* START Data for processing *
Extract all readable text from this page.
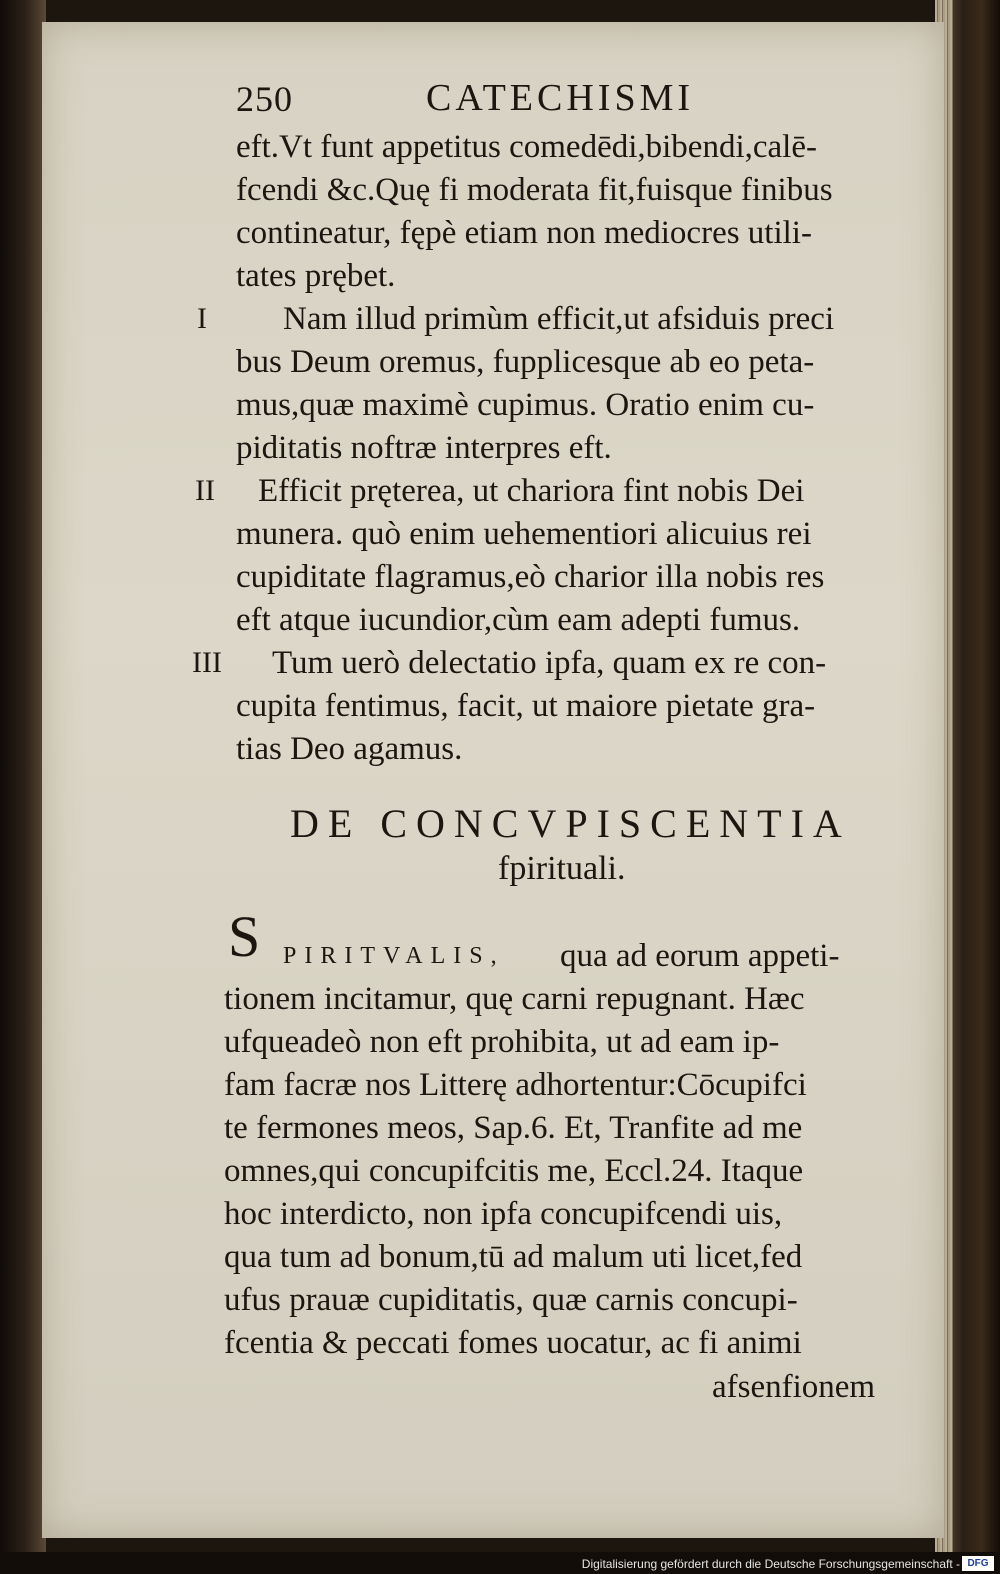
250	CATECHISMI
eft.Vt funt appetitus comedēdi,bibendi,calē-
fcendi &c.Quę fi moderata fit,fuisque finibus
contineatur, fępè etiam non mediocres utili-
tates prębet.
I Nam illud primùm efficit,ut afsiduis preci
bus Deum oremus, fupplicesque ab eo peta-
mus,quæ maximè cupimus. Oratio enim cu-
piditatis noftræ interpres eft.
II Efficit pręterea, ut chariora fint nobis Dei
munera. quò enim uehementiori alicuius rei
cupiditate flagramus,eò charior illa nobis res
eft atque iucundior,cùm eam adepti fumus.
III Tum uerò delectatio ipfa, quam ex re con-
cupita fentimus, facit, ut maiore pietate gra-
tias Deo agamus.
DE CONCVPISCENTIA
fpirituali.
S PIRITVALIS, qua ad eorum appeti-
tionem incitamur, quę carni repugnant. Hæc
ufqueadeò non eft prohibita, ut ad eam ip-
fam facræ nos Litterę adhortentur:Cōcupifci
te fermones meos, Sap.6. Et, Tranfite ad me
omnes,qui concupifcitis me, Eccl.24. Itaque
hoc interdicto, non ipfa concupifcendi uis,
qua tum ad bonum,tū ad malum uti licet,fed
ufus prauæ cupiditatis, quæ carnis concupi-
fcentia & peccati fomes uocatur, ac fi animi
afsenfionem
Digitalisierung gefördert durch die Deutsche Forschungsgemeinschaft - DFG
* END Data for processing *
Repeat the material above verbatim, with no pictures in the output.

* _Written response_:
Extract all readable text from this page.
250	CATECHISMI
eft.Vt funt appetitus comedēdi,bibendi,calē-
fcendi &c.Quę fi moderata fit,fuisque finibus
contineatur, fępè etiam non mediocres utili-
tates prębet.
I Nam illud primùm efficit,ut afsiduis preci
bus Deum oremus, fupplicesque ab eo peta-
mus,quæ maximè cupimus. Oratio enim cu-
piditatis noftræ interpres eft.
II Efficit pręterea, ut chariora fint nobis Dei
munera. quò enim uehementiori alicuius rei
cupiditate flagramus,eò charior illa nobis res
eft atque iucundior,cùm eam adepti fumus.
III Tum uerò delectatio ipfa, quam ex re con-
cupita fentimus, facit, ut maiore pietate gra-
tias Deo agamus.
DE CONCVPISCENTIA
fpirituali.
S PIRITVALIS, qua ad eorum appeti-
tionem incitamur, quę carni repugnant. Hæc
ufqueadeò non eft prohibita, ut ad eam ip-
fam facræ nos Litterę adhortentur:Cōcupifci
te fermones meos, Sap.6. Et, Tranfite ad me
omnes,qui concupifcitis me, Eccl.24. Itaque
hoc interdicto, non ipfa concupifcendi uis,
qua tum ad bonum,tū ad malum uti licet,fed
ufus prauæ cupiditatis, quæ carnis concupi-
fcentia & peccati fomes uocatur, ac fi animi
afsenfionem
Digitalisierung gefördert durch die Deutsche Forschungsgemeinschaft - DFG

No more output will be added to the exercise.